Text section.
______________________________
DMCMD wrote:
I have many clinical slides which I no longer need.
One of the items not allowed by Shredding stores are Transparencies.
Is there an efficient way of destroying them?
Thanks, David
I wonder if putting them in a pot of boiling water woud destroy the images. If it does, you could then just put them into the trash.
Dalbon wrote:
Why not just burn them.
David
I have burned a lot of mine too. Just do it safely. If the mounts are plastic, you may have some burned plastic to recycle.
dbrugger25 wrote:
I wonder if putting them in a pot of boiling water woud destroy the images. If it does, you could then just put them into the trash.
Boiling water would remove the emulsion, but a bucket with chlorine bleach will do the job faster. It destroys the proteins in the gelatin emulsion, which sloughs off, leaving a blank, clear plastic mounted in a card frame. There is a problem with disposing of the chlorine bleach: You need to dilute it a lot, to dispose of it down a drain.
I’ve used concentrated lye (sodium hydroxide) to remove film emulsions, and it is easier to neutralize with weak acids ( vinegar) before disposal.
A heat gun melts the image as a dry process, but may require some scraping.
Dental images makes me wonder if these could be destroyed in an autoclave.
If there is no personal data on the cardboard mounts those can be discarded as trash. Otherwise those can be burnt or sent out for shredding.
DMCMD wrote:
I have many clinical slides which I no longer need.
One of the items not allowed by Shredding stores are Transparencies.
Is there an efficient way of destroying them?
______________________________
Entries provided.
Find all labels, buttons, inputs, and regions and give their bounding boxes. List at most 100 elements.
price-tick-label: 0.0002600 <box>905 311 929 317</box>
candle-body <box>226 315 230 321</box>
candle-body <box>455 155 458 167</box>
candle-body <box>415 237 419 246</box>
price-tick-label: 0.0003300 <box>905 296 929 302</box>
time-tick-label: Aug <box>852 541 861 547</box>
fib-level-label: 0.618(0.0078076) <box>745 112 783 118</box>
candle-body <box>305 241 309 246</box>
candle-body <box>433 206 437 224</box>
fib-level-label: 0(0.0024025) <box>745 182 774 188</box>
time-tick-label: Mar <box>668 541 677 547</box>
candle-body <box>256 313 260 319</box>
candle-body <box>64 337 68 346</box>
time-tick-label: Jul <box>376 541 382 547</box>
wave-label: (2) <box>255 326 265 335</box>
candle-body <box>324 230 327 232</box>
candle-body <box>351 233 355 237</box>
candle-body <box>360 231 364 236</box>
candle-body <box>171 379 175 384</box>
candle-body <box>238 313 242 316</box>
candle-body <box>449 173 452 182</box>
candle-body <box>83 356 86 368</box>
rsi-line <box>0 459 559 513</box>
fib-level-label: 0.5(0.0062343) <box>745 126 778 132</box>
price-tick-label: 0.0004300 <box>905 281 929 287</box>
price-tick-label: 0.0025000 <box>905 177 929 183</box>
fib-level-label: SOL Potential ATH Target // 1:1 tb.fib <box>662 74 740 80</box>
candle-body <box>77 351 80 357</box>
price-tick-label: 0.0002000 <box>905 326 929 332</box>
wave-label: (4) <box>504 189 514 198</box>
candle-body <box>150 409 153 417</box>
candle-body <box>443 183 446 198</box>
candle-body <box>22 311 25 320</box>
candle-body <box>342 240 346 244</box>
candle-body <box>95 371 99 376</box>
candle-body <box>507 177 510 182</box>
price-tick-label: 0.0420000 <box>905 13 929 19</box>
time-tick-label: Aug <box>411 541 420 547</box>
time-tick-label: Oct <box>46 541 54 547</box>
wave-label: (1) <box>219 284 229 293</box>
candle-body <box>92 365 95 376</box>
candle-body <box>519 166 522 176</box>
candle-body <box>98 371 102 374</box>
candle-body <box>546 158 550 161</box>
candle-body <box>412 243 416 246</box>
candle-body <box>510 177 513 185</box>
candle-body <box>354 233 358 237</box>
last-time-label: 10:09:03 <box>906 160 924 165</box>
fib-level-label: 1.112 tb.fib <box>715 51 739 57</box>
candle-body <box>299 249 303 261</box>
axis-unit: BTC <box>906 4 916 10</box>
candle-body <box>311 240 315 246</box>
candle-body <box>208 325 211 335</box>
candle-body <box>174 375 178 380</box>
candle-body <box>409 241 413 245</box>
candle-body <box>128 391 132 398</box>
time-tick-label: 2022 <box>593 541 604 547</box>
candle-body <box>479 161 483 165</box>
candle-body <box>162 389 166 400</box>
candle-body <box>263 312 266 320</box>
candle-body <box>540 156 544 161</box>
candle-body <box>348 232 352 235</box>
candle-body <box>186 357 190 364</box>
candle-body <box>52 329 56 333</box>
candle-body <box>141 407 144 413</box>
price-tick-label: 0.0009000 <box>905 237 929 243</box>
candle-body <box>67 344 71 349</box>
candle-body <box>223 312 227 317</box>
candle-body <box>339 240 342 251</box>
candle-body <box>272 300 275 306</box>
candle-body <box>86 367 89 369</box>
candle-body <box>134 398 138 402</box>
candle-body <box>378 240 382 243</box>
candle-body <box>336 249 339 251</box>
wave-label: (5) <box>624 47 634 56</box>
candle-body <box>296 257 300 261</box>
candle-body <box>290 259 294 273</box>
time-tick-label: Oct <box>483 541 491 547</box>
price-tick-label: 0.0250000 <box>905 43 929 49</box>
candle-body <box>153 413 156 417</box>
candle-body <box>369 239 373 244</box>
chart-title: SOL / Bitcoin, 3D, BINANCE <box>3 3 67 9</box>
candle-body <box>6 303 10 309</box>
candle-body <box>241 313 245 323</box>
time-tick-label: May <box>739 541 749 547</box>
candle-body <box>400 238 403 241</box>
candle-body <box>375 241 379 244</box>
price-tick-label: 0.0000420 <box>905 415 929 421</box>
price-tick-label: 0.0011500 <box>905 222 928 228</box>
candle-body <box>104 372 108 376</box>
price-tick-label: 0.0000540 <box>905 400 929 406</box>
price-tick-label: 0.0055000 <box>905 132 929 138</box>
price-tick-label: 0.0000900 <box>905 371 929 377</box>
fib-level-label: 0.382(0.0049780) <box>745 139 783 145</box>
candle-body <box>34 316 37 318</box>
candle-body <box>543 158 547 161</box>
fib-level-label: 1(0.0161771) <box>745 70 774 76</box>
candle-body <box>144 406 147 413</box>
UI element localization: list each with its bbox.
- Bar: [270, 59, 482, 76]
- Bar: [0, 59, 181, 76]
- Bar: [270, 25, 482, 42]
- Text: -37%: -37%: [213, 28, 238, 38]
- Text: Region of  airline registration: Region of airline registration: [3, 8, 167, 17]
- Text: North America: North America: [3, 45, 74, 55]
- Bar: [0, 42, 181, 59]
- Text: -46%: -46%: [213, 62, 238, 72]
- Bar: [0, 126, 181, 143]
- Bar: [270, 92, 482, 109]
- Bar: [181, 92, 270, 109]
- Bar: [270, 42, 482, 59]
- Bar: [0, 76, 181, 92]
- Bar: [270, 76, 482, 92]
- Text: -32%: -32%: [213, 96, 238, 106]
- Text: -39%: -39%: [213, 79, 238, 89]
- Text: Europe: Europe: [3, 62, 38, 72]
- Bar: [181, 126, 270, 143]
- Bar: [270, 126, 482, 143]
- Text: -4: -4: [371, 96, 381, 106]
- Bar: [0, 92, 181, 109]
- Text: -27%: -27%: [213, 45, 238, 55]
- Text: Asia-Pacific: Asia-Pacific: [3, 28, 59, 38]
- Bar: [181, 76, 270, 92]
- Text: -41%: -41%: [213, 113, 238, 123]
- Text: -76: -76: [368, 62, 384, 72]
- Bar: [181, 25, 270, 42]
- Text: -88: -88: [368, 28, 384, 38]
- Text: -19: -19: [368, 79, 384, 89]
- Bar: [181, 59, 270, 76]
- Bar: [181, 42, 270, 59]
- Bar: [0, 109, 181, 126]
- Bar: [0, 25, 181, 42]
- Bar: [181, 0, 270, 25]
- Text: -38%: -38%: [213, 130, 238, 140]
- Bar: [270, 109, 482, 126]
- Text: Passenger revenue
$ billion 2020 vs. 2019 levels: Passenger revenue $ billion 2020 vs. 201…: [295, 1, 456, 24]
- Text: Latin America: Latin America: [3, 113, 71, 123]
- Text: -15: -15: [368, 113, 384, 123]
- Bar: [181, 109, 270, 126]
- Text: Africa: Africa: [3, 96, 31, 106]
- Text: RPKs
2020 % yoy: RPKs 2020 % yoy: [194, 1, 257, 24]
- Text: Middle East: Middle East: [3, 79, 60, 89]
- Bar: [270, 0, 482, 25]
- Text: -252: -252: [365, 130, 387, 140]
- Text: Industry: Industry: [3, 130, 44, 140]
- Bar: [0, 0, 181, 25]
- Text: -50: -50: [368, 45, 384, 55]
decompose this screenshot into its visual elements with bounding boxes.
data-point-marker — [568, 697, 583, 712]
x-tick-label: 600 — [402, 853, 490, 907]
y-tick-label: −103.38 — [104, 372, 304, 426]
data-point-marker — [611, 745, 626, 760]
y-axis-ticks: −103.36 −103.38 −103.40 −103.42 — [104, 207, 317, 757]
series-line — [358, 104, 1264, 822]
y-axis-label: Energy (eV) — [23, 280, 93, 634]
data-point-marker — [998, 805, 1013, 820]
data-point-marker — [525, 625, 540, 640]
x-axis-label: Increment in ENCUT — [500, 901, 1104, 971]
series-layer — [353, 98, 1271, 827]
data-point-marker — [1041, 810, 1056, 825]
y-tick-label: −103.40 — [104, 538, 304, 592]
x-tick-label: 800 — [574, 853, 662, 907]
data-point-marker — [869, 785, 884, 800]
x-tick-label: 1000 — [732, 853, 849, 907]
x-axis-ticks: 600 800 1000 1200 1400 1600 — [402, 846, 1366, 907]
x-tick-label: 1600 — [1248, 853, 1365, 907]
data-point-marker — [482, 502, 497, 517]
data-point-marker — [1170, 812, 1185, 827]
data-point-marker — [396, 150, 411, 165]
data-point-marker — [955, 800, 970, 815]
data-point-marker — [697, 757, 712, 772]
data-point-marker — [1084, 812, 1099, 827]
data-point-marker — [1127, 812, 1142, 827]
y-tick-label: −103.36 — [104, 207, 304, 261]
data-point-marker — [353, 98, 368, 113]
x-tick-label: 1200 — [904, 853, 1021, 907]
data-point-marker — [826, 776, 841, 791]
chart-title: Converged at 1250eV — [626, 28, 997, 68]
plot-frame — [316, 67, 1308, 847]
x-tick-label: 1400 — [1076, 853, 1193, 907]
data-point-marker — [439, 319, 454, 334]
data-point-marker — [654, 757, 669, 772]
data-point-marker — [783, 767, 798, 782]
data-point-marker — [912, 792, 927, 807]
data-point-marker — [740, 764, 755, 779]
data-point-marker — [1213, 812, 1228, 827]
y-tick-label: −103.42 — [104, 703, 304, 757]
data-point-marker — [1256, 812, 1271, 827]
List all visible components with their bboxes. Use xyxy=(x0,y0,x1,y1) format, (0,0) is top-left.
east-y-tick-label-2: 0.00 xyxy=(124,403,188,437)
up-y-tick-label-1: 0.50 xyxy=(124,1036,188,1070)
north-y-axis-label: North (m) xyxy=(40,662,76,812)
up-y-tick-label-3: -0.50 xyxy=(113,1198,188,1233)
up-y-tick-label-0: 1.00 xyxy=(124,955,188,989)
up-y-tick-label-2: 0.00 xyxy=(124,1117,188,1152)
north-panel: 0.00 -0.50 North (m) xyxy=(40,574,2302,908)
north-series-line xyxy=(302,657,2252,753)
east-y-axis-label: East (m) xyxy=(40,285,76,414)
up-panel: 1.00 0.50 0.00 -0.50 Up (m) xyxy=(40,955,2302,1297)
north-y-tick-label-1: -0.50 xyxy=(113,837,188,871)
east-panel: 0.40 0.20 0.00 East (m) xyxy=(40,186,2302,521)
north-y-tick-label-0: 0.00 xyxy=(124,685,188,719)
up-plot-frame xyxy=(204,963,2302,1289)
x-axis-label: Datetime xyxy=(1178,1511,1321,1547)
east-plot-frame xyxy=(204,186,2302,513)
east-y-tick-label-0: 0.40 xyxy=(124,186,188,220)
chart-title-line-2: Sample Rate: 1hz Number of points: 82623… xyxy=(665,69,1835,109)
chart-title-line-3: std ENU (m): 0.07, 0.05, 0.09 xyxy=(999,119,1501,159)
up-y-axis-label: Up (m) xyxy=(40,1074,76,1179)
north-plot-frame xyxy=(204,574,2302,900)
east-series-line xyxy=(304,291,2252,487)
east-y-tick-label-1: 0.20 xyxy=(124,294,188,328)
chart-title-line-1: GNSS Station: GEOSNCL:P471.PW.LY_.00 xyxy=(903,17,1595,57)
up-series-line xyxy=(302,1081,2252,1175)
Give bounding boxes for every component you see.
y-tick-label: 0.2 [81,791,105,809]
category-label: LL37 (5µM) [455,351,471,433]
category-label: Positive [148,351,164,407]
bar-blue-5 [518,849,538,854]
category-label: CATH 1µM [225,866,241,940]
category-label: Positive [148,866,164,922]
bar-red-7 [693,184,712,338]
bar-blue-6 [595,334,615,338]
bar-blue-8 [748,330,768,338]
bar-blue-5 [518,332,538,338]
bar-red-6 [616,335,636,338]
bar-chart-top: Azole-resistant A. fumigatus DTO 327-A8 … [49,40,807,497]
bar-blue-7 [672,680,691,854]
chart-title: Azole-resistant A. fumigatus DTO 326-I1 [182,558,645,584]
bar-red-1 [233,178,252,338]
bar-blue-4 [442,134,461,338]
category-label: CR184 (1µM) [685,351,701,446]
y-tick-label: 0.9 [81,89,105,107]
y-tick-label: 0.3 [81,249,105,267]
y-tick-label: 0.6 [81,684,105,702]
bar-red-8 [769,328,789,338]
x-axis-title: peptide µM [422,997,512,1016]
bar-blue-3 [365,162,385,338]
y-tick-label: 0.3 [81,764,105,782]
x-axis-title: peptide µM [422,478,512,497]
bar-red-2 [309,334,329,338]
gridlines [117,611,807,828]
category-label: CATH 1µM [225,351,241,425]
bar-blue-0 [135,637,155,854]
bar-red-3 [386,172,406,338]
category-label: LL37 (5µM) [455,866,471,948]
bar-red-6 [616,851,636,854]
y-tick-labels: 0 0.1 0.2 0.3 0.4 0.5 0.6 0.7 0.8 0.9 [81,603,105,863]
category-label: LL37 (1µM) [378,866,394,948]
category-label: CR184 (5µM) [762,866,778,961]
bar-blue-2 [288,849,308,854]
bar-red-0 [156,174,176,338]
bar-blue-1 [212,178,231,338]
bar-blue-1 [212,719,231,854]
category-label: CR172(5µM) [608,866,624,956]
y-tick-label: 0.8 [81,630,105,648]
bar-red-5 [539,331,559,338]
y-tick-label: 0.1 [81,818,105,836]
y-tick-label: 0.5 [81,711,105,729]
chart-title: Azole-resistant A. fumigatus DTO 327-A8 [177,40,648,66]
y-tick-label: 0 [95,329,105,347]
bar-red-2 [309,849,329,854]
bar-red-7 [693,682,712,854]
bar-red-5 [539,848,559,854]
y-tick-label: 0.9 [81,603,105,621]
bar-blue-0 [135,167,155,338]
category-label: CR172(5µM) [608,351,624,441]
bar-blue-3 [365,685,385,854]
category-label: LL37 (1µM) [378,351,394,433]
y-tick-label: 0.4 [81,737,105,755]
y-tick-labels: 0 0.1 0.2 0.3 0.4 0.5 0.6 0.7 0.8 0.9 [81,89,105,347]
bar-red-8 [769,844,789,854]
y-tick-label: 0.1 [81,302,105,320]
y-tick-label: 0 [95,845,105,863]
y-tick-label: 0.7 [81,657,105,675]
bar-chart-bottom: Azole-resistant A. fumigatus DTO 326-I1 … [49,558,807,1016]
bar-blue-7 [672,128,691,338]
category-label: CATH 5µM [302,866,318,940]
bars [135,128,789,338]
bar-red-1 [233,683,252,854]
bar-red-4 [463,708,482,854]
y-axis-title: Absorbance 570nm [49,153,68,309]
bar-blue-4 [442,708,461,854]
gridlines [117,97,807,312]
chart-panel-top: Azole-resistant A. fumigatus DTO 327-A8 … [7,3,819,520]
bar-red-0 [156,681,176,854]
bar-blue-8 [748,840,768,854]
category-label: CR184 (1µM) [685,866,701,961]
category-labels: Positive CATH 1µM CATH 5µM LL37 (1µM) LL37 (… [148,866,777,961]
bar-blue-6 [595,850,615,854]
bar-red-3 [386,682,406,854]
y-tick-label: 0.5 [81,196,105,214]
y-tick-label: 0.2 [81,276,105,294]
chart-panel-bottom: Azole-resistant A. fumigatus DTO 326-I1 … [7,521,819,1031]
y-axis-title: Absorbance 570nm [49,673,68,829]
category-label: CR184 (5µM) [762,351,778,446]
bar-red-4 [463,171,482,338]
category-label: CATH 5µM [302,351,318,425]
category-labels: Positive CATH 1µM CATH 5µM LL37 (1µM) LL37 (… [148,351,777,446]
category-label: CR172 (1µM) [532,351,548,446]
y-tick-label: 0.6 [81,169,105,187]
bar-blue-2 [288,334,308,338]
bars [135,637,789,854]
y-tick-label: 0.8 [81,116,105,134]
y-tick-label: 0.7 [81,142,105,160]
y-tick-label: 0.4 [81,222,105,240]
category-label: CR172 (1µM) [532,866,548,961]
______________________________
Work instruction. From the forum thread above about destroying old slides, print everything from "Boiling water would" down to "require some scraping.", word for word.

Response.
Boiling water would remove the emulsion, but a bucket with chlorine bleach will do the job faster. It destroys the proteins in the gelatin emulsion, which sloughs off, leaving a blank, clear plastic mounted in a card frame. There is a problem with disposing of the chlorine bleach: You need to dilute it a lot, to dispose of it down a drain.
I’ve used concentrated lye (sodium hydroxide) to remove film emulsions, and it is easier to neutralize with weak acids ( vinegar) before disposal.
A heat gun melts the image as a dry process, but may require some scraping.